- _Extracted entries_
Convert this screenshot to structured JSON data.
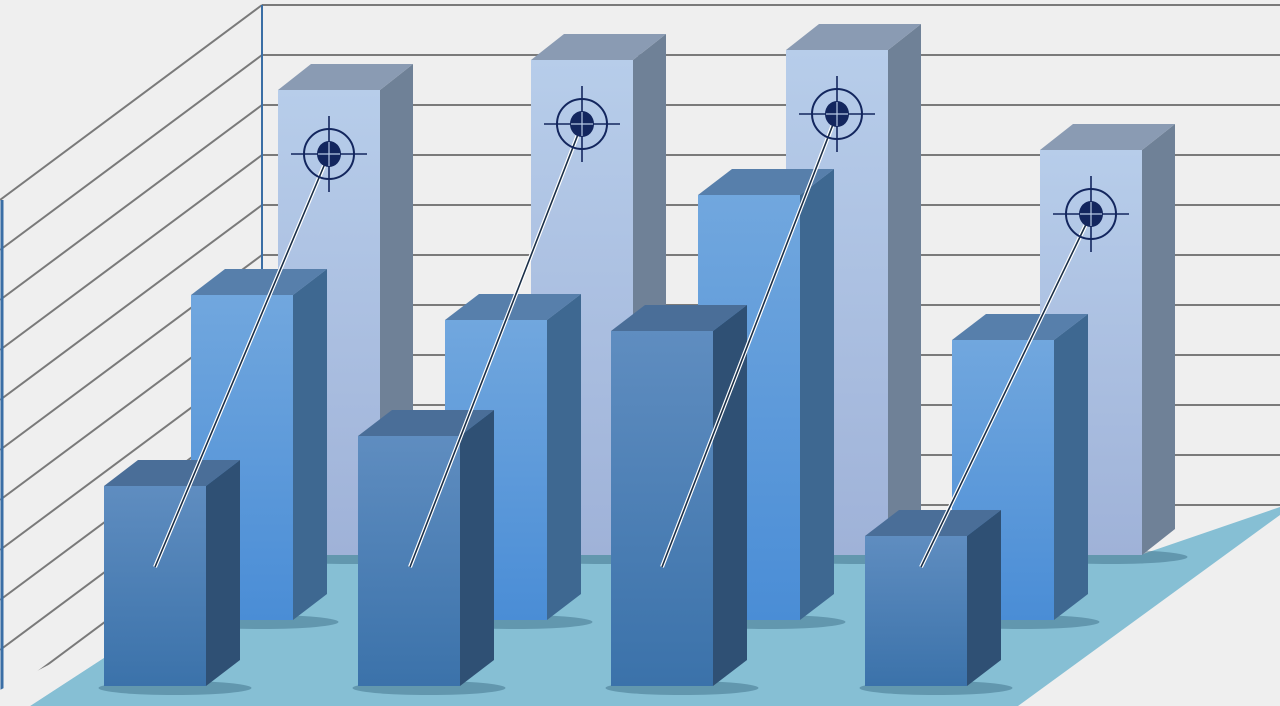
{
  "chart_data": {
    "type": "bar",
    "style": "3d-grouped-rows",
    "title": "",
    "xlabel": "",
    "ylabel": "",
    "grid": true,
    "legend": "none",
    "categories": [
      "",
      "",
      "",
      ""
    ],
    "ylim": [
      0,
      11
    ],
    "series": [
      {
        "row": "back",
        "values": [
          9.3,
          9.9,
          10.1,
          8.1
        ],
        "color": "#b4cbea",
        "markers": true
      },
      {
        "row": "middle",
        "values": [
          6.5,
          6.0,
          8.5,
          5.6
        ],
        "color": "#5f9ddc"
      },
      {
        "row": "front",
        "values": [
          4.0,
          5.0,
          7.1,
          3.0
        ],
        "color": "#4a7fb6"
      }
    ],
    "colors": {
      "background": "#efefef",
      "gridline": "#7a7a7a",
      "axis": "#3a6ea5",
      "floor": "#86bfd4",
      "marker": "#13265e"
    }
  }
}
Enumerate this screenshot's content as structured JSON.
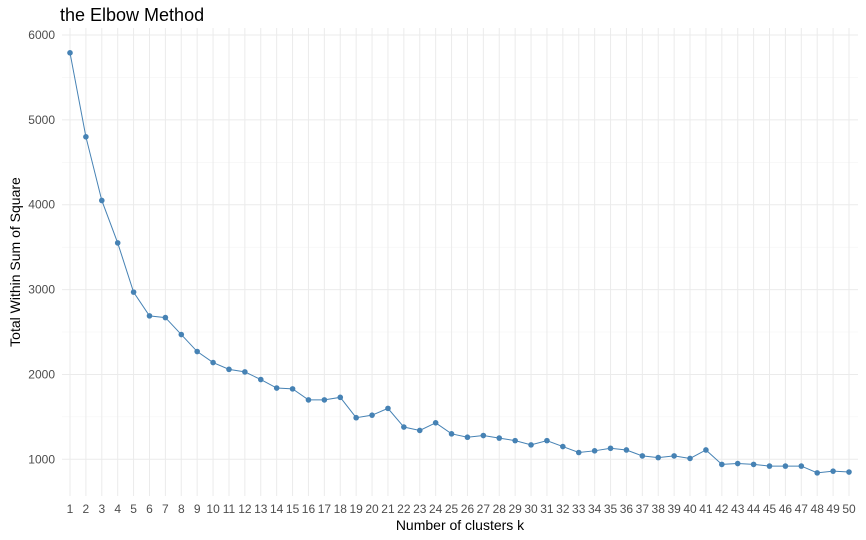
{
  "chart_data": {
    "type": "line",
    "title": "the Elbow Method",
    "xlabel": "Number of clusters k",
    "ylabel": "Total Within Sum of Square",
    "x": [
      1,
      2,
      3,
      4,
      5,
      6,
      7,
      8,
      9,
      10,
      11,
      12,
      13,
      14,
      15,
      16,
      17,
      18,
      19,
      20,
      21,
      22,
      23,
      24,
      25,
      26,
      27,
      28,
      29,
      30,
      31,
      32,
      33,
      34,
      35,
      36,
      37,
      38,
      39,
      40,
      41,
      42,
      43,
      44,
      45,
      46,
      47,
      48,
      49,
      50
    ],
    "series": [
      {
        "values": [
          5790,
          4800,
          4050,
          3550,
          2970,
          2690,
          2670,
          2470,
          2270,
          2140,
          2060,
          2030,
          1940,
          1840,
          1830,
          1700,
          1700,
          1730,
          1490,
          1520,
          1600,
          1380,
          1340,
          1430,
          1300,
          1260,
          1280,
          1250,
          1220,
          1170,
          1220,
          1150,
          1080,
          1100,
          1130,
          1110,
          1040,
          1020,
          1040,
          1010,
          1110,
          940,
          950,
          940,
          920,
          920,
          920,
          840,
          860,
          850
        ],
        "color": "#4682b4"
      }
    ],
    "yticks": [
      1000,
      2000,
      3000,
      4000,
      5000,
      6000
    ],
    "xlim": [
      1,
      50
    ],
    "ylim": [
      500,
      6200
    ],
    "grid": true,
    "legend": "none"
  }
}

- _Requirement_
Extract lines where the string "ylabel" occurs.

- _Solution for this exercise_
    "ylabel": "",
    "ylabel": "Total Within Sum of Square",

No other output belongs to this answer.